__Text under study__
Monday, March 28, 2011

Why Do Republicans Hate Freedom and Democracy























Why Do Republicans Hate Freedom and Democracy

....the Ohio House had approved the most restrictive voter id law in the nation — a bill that would exclude 890,000 Ohioans from voting. Earlier this week Texas lawmakers passed a similar bill, and voter id legislation — which would make it significantly more difficult for seniors, students and minorities to vote — is now under consideration in more than 22 states across the country

Conservatives have said voter id laws are necessary to combat mass voter fraud. Yet according to the Brennan Center for Justice, Americans are more likely to be killed by a bolt of lightning than commit voter fraud. And the Bush administration’s five-year national “war on voter fraud” resulted in only 86 convictions of illegal voting out of more than 196 million votes cast. Instead conservatives are employing an old tactic: using the specter of false voting to restrict the voting rights of minorities and the poor.

Below, ThinkProgress examines the history of conservatives anti-voter agenda:

    – JIM CROW SOUTH: In the Jim Crow South, historian Leon Litwack writes, “respectable” Southern whites justified their support for measures to disenfranchise African-Americans “as a way to reform and purify the electoral process, to root out fraud and bribery.” In North Carolina for example, conservatives insisted that literacy tests and poll taxes — which disenfranchised tens of thousands of African-Americans — were necessary to prevent “voter fraud.”

__What to do__
**a)** According to the voter ID post, how many convictions for illegal voting came out of the Bush administration's five-year national "war on voter fraud"?
**b)** Carry on the voter ID post from the end of its paragraph on North Carolina.
The entries that follow have no connection to the voter ID post.

__Data to examine__

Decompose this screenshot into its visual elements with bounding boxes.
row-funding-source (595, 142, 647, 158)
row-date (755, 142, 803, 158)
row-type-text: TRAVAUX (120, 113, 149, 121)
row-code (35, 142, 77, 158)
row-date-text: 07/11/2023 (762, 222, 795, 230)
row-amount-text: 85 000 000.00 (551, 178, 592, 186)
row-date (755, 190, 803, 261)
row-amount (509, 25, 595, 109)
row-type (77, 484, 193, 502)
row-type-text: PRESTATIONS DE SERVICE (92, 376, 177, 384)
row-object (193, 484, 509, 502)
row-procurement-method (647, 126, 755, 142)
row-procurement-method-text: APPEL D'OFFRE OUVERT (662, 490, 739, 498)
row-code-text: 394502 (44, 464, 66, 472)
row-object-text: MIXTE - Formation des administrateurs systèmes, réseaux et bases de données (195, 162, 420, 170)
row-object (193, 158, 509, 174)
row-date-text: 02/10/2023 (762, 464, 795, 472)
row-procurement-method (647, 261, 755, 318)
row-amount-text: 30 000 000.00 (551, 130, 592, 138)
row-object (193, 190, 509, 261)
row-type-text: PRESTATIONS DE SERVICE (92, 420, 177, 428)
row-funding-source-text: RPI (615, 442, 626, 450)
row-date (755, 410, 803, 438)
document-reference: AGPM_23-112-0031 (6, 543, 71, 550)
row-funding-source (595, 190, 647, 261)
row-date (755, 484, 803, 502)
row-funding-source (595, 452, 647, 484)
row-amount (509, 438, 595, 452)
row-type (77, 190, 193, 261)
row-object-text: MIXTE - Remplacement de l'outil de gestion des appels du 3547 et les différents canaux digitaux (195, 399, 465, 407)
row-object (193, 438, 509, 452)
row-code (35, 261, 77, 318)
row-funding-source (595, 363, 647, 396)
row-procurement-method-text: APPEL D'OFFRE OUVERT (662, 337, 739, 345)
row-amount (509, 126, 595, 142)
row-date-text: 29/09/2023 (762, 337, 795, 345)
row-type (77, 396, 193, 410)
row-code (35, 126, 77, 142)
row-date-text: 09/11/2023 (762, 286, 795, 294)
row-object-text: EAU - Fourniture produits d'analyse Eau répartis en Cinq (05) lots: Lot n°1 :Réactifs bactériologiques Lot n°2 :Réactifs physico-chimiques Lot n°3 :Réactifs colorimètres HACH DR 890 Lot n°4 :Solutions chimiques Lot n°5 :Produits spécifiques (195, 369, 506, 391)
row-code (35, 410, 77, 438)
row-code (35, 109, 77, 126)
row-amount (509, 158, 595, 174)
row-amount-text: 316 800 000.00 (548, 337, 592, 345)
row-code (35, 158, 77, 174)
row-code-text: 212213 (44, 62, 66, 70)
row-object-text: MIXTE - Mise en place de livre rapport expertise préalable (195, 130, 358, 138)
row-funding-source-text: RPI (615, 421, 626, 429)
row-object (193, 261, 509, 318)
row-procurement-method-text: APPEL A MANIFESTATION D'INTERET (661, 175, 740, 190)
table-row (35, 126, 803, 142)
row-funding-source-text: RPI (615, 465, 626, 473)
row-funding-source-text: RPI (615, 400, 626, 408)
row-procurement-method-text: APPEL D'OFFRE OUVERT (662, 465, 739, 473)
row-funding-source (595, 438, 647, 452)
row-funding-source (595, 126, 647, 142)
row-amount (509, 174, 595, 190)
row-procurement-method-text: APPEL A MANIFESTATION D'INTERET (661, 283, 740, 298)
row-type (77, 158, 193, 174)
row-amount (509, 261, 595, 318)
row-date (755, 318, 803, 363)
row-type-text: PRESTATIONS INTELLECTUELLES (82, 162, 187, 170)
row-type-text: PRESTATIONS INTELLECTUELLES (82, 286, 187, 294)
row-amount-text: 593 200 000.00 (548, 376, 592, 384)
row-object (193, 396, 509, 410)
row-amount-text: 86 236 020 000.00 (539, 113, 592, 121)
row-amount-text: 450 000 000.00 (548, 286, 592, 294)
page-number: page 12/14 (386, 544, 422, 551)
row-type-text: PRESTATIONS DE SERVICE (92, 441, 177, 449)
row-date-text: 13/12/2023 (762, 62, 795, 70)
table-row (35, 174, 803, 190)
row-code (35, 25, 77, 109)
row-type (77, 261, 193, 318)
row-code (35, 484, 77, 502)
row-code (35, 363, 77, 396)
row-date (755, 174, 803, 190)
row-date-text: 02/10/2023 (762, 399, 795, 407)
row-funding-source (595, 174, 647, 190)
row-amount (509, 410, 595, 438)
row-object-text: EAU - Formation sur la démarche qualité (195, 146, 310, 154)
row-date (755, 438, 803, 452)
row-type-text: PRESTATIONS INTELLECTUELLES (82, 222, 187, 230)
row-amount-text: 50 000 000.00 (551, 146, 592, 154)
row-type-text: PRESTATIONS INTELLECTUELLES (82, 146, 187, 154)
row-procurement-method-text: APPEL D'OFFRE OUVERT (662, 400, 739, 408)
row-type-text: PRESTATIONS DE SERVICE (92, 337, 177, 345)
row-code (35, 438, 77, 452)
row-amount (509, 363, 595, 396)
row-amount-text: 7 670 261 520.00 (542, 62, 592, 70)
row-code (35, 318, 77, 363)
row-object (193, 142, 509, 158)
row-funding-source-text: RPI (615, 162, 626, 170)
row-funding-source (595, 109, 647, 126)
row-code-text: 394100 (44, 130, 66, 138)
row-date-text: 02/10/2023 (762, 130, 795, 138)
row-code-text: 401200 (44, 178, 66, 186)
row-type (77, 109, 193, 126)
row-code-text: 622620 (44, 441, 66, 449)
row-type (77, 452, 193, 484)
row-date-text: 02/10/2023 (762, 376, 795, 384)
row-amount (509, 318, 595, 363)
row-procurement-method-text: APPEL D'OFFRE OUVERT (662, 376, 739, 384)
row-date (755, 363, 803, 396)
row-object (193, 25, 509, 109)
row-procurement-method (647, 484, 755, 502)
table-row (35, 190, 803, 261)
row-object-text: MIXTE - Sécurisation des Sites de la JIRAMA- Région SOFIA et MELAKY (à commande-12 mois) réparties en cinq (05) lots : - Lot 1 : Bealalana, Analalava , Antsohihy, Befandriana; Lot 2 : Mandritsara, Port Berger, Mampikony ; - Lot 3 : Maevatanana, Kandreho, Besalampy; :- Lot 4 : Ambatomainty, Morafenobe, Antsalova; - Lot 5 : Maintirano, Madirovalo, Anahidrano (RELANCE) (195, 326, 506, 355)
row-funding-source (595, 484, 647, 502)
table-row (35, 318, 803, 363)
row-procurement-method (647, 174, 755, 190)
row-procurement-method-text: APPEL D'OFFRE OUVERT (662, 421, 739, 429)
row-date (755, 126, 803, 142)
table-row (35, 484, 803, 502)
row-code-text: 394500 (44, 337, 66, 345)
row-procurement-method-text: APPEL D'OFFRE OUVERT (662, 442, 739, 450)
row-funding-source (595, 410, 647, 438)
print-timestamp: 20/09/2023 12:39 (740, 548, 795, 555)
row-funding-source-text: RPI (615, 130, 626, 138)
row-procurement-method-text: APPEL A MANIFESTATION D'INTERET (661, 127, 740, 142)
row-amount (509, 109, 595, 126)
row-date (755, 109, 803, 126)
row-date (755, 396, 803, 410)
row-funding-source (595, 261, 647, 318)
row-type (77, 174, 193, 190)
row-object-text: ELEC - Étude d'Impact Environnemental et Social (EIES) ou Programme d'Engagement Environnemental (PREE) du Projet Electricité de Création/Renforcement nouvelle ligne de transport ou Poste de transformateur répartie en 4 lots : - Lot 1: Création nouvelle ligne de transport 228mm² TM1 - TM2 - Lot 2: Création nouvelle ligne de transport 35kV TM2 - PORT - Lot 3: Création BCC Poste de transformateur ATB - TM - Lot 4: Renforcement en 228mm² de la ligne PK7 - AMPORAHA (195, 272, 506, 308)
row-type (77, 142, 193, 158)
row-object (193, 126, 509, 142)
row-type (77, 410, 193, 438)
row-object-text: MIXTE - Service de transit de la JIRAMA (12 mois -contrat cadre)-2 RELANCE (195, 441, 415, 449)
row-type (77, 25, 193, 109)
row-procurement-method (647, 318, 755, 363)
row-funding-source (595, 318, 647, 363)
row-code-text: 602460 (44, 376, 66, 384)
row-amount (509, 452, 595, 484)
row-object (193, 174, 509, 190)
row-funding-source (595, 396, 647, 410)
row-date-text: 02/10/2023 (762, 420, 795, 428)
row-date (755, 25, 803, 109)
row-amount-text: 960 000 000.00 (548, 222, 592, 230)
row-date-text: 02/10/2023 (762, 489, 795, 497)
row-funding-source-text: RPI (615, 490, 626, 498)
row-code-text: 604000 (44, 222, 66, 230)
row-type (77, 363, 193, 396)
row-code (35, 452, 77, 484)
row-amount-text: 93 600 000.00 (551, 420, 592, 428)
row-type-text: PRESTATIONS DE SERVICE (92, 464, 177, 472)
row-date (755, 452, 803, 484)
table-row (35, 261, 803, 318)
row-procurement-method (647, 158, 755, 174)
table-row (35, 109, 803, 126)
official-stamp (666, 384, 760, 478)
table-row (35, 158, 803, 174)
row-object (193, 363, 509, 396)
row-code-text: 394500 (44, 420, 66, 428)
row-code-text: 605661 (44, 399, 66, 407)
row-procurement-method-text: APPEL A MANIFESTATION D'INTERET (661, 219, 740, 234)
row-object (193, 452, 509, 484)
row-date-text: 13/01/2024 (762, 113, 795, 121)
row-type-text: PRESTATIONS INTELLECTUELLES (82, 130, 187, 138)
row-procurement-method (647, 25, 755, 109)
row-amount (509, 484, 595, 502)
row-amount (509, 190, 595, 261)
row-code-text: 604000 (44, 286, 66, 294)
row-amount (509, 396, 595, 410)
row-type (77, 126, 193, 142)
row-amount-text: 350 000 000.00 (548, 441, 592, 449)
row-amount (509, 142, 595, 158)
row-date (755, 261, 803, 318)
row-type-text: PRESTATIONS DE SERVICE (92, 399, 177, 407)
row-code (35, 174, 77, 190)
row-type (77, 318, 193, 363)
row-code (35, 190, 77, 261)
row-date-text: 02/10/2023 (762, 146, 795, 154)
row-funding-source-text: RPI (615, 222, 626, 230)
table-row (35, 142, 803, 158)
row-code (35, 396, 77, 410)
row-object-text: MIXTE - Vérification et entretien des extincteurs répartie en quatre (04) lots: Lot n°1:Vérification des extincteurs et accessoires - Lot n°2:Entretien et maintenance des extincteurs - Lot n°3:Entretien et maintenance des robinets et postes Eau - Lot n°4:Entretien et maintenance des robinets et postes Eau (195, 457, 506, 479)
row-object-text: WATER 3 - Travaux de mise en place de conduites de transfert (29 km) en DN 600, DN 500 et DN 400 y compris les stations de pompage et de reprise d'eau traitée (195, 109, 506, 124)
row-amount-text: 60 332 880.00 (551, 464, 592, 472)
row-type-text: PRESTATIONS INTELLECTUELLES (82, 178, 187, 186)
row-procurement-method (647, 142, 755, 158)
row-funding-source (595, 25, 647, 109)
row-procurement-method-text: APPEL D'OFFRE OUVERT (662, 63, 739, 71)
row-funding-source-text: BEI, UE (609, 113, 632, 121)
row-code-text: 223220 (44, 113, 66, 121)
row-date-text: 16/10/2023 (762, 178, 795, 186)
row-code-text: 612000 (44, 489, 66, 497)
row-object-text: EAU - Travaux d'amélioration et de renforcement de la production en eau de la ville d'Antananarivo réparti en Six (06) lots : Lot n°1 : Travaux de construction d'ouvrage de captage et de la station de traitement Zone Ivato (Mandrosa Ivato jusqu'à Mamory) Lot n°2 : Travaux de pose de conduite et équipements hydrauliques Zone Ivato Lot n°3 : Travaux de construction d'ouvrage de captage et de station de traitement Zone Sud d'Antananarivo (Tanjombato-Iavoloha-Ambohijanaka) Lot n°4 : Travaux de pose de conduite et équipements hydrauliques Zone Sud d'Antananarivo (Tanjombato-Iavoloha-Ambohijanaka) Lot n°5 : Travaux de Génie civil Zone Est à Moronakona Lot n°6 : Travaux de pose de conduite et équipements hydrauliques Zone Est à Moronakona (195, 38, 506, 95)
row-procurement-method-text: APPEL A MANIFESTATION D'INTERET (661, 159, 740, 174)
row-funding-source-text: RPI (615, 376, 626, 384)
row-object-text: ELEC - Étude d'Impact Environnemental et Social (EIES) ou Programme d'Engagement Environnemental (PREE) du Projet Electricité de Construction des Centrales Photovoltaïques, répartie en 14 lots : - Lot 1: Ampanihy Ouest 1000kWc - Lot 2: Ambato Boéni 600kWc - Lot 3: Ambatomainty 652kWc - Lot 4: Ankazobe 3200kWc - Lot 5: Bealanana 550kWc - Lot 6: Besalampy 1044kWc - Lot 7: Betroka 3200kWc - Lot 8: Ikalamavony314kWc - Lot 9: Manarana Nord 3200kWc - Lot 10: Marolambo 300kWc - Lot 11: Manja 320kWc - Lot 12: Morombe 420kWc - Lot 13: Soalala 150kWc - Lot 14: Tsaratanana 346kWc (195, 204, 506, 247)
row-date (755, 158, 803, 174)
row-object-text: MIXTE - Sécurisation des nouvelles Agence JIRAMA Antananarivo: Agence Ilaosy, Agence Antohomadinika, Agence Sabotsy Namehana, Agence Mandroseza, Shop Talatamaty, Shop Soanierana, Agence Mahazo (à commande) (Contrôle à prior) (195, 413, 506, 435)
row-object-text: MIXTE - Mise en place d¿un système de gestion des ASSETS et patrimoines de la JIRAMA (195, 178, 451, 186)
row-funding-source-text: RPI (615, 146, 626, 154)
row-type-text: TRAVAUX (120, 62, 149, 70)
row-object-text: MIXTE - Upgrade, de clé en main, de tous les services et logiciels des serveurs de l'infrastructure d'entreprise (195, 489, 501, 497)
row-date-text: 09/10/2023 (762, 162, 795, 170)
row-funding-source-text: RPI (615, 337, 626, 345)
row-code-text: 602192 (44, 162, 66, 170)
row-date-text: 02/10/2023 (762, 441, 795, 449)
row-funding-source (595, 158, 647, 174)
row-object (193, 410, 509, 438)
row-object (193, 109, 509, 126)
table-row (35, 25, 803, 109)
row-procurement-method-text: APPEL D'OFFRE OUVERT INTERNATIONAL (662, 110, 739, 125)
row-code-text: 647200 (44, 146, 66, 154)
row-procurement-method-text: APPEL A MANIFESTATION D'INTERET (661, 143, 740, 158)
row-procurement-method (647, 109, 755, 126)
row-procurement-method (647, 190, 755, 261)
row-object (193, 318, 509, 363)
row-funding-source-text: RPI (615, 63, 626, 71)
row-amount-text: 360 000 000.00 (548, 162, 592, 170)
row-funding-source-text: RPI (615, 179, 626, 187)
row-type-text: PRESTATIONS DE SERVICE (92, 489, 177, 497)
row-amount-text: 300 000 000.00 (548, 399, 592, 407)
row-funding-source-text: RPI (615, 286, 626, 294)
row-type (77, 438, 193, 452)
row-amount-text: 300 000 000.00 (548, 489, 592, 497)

__Answers given__
**a)** Only 86, out of more than 196 million votes cast.

**b)**
    – 1981 RNC VOTER CAGING SCANDAL: According to Project Vote, in 1981 the Republican National Committee mailed non-forwardable postcards to majority Hispanic and African-American districts in New Jersey in an effort to accuse those voters of false voting. The 45,000 returned cards were then used to create a list of voters whose residency the GOP could challenge at the polls. The Democratic National Committee sued, winning a consent decree in which the RNC agreed not to engage in practices “where the purpose or significant effect of such activities is to deter qualified voters from voting.” Similar initiatives were undertaken by the Arizona GOP in 1958, the RNC in 1962 and again, despite the decree, in Louisiana in 1986.

    –RECENT VOTER CAGING EFFORTS: During the 2004 election GOP state parties, along with dozens of unidentified groups, launched similar “voter caging” efforts designed to challenge the eligibility of thousands of minority voters by accusing them of voter fraud. And in 2008, the Obama campaign sued the Michigan Republican Committee for collecting a list of foreclosures in an effort to challenge the residency, and eligibility, of voters who had lost their home in the housing crisis.

    – US ATTORNEY DAVID IGLESIAS FIRING SCANDAL: In an unprecedented politicization of the Justice Department, in 2006 the Bush White House fired US Attorney David Iglesias for refusing to prosecute voting fraud cases where little evidence existed. The New Mexico political establishment asked for Iglesias’ dismissal after he refused to cooperate with the party’s efforts to make voter id laws “the single greatest wedge issue ever.”

    – US ATTORNEY TOM HEFFELFINGER DISMISSAL: In Minnesota, US Attorney Tom Heffelfinger lost his position when he ran afoul of GOP activists for “expressing deep concern about the effect of a state directive that could have the effect of discouraging Indians in Minnesota from casting ballots.”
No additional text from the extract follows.